Figure dataset records:
------------------------------------
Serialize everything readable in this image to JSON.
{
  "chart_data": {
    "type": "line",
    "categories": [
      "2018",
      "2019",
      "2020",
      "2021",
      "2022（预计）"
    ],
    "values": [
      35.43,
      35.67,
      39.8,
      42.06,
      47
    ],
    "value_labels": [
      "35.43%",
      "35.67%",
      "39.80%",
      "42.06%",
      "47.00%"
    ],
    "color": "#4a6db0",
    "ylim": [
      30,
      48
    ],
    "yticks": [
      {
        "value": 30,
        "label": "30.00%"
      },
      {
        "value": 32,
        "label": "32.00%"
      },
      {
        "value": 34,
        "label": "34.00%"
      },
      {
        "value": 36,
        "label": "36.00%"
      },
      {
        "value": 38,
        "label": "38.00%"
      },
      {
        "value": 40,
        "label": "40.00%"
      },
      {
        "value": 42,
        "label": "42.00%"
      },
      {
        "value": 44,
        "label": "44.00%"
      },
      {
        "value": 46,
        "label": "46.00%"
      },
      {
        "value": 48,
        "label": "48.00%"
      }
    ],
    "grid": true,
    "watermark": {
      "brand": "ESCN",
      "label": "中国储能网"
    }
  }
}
------------------------------------
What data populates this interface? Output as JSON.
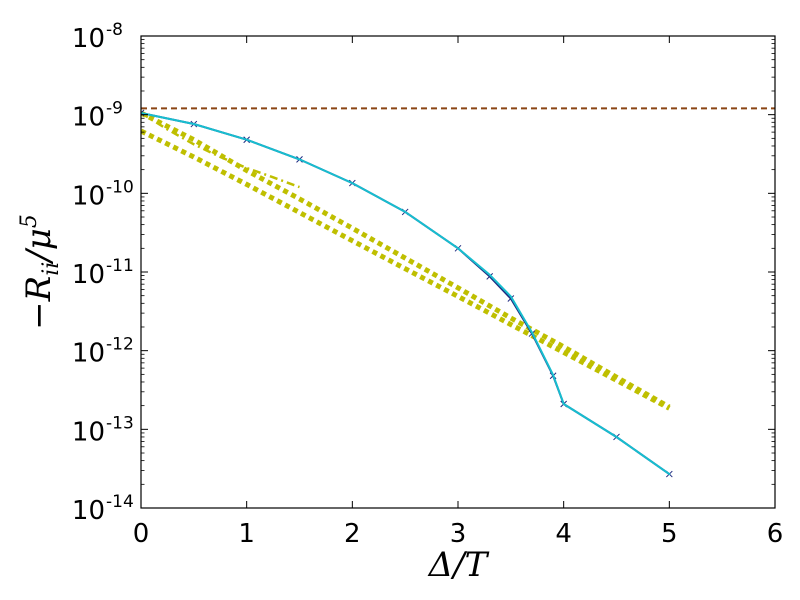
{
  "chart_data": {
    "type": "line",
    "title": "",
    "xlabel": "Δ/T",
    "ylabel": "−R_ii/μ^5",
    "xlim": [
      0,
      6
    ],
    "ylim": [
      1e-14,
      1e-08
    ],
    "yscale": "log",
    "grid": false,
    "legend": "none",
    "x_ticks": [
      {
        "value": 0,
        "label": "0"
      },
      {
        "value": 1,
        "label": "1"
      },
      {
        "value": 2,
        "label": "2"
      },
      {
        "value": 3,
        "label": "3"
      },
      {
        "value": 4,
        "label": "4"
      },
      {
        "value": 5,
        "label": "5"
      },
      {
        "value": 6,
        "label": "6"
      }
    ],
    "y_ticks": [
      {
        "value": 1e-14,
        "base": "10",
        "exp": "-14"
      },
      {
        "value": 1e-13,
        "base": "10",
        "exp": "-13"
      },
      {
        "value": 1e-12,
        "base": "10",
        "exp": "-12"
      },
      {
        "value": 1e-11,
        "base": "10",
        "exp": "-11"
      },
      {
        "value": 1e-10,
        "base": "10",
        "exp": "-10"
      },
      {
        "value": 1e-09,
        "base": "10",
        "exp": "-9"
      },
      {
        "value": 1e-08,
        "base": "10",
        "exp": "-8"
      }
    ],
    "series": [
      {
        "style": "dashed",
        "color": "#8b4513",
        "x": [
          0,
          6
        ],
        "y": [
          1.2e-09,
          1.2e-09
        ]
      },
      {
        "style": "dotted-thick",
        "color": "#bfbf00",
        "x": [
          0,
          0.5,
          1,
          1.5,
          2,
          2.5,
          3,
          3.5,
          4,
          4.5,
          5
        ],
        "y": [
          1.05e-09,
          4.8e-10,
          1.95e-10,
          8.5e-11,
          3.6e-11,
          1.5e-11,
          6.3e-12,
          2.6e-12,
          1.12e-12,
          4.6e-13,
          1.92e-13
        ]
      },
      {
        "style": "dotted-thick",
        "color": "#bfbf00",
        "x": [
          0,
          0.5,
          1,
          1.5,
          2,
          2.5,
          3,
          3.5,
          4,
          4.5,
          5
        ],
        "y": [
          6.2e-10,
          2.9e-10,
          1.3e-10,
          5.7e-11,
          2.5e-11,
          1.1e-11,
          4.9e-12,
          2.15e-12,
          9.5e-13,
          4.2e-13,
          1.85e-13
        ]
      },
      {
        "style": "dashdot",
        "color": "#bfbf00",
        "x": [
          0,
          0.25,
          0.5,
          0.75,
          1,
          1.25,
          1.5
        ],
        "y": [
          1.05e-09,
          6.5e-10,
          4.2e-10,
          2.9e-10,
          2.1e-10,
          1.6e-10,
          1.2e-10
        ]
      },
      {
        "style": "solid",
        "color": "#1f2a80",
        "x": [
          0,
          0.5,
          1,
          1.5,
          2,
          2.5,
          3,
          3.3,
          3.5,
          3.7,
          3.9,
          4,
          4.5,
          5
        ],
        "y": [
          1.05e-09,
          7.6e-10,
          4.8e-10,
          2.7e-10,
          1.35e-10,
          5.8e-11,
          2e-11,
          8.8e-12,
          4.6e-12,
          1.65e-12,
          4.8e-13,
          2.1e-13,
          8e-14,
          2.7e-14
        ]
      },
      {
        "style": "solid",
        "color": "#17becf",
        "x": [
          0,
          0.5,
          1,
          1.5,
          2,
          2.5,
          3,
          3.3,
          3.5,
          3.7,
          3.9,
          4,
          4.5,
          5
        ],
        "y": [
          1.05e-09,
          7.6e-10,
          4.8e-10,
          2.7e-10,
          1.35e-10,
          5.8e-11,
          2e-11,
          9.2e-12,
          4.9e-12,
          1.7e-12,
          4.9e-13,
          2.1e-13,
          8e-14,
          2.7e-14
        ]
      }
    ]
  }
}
------------------------------------
Report all lines of the material that contain the word "JSON".

Response:
Serialize everything readable in this image to JSON.
What data populates this interface? Output as JSON.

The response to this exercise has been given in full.